— What you have to do —
Find the lines containing the word "screenshot" and copy every one of them.
---------- Material for this exercise
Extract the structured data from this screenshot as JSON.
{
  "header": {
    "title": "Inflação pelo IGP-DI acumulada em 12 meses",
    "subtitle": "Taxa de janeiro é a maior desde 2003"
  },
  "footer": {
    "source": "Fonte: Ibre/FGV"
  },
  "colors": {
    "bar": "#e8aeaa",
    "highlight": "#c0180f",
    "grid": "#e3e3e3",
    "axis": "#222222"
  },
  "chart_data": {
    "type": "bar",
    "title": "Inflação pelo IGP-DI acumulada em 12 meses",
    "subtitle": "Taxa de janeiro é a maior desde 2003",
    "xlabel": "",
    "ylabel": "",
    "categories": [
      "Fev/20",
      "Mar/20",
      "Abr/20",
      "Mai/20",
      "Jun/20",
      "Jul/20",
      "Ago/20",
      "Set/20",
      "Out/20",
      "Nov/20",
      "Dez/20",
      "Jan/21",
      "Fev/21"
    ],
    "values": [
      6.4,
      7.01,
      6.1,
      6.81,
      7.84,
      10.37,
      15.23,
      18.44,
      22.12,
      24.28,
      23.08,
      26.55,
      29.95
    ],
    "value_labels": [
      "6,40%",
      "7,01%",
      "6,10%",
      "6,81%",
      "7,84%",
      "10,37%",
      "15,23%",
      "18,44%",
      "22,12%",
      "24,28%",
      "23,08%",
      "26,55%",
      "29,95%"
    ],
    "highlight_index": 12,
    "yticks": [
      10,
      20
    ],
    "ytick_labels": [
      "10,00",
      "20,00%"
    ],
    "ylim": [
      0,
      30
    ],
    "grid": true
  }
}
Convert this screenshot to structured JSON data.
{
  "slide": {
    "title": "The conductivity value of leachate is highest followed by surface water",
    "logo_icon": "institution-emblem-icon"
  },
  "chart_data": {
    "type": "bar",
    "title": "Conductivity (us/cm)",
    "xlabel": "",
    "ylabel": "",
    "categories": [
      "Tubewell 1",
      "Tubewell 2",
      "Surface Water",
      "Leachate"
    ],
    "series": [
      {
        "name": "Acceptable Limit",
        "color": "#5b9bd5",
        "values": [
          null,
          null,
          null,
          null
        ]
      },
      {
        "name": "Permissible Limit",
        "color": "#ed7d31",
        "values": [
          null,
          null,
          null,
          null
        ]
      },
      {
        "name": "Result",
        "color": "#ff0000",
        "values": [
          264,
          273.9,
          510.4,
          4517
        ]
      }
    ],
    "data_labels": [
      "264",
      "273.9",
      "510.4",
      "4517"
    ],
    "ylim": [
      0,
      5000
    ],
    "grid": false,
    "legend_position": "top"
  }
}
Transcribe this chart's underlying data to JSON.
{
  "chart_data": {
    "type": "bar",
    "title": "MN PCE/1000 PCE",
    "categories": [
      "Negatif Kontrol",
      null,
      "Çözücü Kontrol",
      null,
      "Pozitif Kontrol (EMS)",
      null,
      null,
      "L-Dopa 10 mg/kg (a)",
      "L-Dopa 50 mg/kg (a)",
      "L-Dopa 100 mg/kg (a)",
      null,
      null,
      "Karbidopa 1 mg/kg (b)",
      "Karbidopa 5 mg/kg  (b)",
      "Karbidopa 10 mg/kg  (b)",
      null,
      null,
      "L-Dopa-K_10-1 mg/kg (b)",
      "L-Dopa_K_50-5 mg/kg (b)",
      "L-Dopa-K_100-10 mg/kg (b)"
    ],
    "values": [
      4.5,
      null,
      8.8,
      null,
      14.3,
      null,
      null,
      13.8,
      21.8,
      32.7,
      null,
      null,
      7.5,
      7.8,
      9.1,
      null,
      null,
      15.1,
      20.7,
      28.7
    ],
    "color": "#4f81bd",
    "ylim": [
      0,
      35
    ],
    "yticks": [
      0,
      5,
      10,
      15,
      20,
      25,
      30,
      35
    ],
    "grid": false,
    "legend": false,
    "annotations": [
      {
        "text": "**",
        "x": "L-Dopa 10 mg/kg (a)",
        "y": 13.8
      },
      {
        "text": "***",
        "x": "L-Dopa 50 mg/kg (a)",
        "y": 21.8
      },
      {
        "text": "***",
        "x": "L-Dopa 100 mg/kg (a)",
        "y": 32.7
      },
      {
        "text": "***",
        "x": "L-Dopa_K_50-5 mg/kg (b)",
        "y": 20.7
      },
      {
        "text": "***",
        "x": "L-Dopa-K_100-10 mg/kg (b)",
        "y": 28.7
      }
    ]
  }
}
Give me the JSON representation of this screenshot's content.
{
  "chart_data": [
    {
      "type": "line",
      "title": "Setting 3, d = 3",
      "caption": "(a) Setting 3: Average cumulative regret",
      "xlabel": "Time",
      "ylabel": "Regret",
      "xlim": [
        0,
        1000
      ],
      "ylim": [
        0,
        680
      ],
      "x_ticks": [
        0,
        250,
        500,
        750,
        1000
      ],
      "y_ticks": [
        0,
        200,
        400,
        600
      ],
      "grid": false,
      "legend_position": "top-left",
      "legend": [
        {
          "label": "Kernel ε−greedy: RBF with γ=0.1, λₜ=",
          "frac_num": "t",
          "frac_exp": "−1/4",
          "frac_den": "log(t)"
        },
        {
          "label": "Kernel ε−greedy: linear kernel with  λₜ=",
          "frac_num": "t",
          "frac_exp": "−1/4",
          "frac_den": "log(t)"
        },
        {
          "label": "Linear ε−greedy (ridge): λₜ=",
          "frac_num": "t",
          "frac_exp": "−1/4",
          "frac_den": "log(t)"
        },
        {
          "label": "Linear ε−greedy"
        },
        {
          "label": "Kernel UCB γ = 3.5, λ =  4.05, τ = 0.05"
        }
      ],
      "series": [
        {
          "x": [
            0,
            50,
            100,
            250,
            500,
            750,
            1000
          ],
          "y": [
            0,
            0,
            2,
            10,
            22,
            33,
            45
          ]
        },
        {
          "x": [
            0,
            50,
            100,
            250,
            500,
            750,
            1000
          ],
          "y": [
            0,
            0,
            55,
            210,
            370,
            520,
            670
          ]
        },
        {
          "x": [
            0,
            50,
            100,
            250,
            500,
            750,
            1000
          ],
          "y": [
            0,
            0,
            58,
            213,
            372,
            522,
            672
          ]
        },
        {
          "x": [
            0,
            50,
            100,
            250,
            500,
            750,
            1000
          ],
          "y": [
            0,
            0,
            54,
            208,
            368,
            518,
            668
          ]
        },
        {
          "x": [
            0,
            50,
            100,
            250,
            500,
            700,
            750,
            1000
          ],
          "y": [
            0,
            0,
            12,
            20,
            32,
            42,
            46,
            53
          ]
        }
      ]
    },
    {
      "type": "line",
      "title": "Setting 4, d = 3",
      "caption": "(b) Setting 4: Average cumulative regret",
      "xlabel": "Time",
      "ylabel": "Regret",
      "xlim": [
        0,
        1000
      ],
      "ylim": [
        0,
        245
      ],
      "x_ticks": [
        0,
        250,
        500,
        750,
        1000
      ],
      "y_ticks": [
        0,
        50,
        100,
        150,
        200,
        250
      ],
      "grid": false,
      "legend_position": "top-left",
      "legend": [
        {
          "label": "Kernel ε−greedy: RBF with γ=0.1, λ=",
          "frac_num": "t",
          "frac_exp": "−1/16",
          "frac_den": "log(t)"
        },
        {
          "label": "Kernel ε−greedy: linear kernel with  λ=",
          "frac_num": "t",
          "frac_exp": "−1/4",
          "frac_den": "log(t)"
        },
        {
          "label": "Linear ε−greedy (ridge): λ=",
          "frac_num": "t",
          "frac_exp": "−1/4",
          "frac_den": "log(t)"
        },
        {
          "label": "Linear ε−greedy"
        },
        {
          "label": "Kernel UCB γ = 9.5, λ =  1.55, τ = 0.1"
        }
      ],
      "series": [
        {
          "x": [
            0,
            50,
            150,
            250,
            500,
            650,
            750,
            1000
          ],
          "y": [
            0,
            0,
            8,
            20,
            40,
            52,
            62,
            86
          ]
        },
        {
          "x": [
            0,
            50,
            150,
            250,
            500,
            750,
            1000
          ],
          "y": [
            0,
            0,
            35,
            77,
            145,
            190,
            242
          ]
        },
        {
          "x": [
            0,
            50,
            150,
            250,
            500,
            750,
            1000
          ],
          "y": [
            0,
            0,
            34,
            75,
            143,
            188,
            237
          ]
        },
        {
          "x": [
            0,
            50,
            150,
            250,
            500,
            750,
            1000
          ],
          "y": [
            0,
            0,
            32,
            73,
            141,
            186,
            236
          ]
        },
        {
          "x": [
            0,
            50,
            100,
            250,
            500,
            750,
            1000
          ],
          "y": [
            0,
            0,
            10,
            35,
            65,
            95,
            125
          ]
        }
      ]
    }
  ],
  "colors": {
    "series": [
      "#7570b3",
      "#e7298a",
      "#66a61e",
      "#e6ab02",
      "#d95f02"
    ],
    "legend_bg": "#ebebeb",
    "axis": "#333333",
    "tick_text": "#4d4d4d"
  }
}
--------------------
— Task result —
Extract the structured data from this screenshot as JSON.
Convert this screenshot to structured JSON data.
Give me the JSON representation of this screenshot's content.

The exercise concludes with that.